MATERIAL FOR THE TASK:
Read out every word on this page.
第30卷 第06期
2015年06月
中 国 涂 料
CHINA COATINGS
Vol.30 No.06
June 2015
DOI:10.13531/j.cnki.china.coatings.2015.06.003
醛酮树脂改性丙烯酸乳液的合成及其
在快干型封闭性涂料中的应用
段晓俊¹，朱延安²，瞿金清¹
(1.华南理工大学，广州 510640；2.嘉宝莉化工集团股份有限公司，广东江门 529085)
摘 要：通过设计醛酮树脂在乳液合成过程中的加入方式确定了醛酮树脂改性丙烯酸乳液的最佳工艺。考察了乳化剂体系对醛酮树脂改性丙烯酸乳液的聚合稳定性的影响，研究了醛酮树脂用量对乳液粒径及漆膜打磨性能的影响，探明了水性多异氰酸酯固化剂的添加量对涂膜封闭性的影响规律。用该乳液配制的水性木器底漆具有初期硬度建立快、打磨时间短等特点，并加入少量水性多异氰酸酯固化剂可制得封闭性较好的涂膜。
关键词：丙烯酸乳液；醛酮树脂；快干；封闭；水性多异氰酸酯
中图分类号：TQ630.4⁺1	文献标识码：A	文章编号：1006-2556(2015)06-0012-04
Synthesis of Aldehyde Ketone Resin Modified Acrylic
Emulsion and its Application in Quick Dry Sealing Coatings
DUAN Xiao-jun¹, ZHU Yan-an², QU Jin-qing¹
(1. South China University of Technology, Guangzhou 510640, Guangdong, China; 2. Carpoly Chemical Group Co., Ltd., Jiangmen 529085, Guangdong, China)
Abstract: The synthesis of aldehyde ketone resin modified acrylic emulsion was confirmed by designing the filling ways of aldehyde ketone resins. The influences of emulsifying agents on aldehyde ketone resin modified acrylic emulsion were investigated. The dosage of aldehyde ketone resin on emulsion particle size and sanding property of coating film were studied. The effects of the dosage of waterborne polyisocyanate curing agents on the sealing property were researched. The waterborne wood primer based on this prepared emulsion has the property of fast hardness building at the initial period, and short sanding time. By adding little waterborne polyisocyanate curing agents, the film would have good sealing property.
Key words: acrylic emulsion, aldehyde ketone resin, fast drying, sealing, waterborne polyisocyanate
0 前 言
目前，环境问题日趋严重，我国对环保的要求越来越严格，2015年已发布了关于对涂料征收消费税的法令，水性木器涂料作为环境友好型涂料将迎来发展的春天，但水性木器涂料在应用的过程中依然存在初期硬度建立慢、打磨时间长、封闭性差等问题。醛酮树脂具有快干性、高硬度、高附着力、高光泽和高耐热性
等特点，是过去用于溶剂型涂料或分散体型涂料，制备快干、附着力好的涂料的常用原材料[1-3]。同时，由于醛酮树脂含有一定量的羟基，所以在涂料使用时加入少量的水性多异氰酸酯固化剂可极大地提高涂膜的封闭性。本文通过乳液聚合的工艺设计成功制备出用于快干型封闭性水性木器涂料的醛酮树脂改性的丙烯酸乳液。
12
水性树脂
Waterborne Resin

BRIEF:
Extract every entry in the listing word for word.

TASK ANSWER:
Read out every word on this page.
第30卷 第06期
2015年06月
中 国 涂 料
CHINA COATINGS
Vol.30 No.06
June 2015
DOI:10.13531/j.cnki.china.coatings.2015.06.003
醛酮树脂改性丙烯酸乳液的合成及其
在快干型封闭性涂料中的应用
段晓俊¹，朱延安²，瞿金清¹
(1.华南理工大学，广州 510640；2.嘉宝莉化工集团股份有限公司，广东江门 529085)
摘 要：通过设计醛酮树脂在乳液合成过程中的加入方式确定了醛酮树脂改性丙烯酸乳液的最佳工艺。考察了乳化剂体系对醛酮树脂改性丙烯酸乳液的聚合稳定性的影响，研究了醛酮树脂用量对乳液粒径及漆膜打磨性能的影响，探明了水性多异氰酸酯固化剂的添加量对涂膜封闭性的影响规律。用该乳液配制的水性木器底漆具有初期硬度建立快、打磨时间短等特点，并加入少量水性多异氰酸酯固化剂可制得封闭性较好的涂膜。
关键词：丙烯酸乳液；醛酮树脂；快干；封闭；水性多异氰酸酯
中图分类号：TQ630.4⁺1	文献标识码：A	文章编号：1006-2556(2015)06-0012-04
Synthesis of Aldehyde Ketone Resin Modified Acrylic
Emulsion and its Application in Quick Dry Sealing Coatings
DUAN Xiao-jun¹, ZHU Yan-an², QU Jin-qing¹
(1. South China University of Technology, Guangzhou 510640, Guangdong, China; 2. Carpoly Chemical Group Co., Ltd., Jiangmen 529085, Guangdong, China)
Abstract: The synthesis of aldehyde ketone resin modified acrylic emulsion was confirmed by designing the filling ways of aldehyde ketone resins. The influences of emulsifying agents on aldehyde ketone resin modified acrylic emulsion were investigated. The dosage of aldehyde ketone resin on emulsion particle size and sanding property of coating film were studied. The effects of the dosage of waterborne polyisocyanate curing agents on the sealing property were researched. The waterborne wood primer based on this prepared emulsion has the property of fast hardness building at the initial period, and short sanding time. By adding little waterborne polyisocyanate curing agents, the film would have good sealing property.
Key words: acrylic emulsion, aldehyde ketone resin, fast drying, sealing, waterborne polyisocyanate
0 前 言
目前，环境问题日趋严重，我国对环保的要求越来越严格，2015年已发布了关于对涂料征收消费税的法令，水性木器涂料作为环境友好型涂料将迎来发展的春天，但水性木器涂料在应用的过程中依然存在初期硬度建立慢、打磨时间长、封闭性差等问题。醛酮树脂具有快干性、高硬度、高附着力、高光泽和高耐热性
等特点，是过去用于溶剂型涂料或分散体型涂料，制备快干、附着力好的涂料的常用原材料[1-3]。同时，由于醛酮树脂含有一定量的羟基，所以在涂料使用时加入少量的水性多异氰酸酯固化剂可极大地提高涂膜的封闭性。本文通过乳液聚合的工艺设计成功制备出用于快干型封闭性水性木器涂料的醛酮树脂改性的丙烯酸乳液。
12
水性树脂
Waterborne Resin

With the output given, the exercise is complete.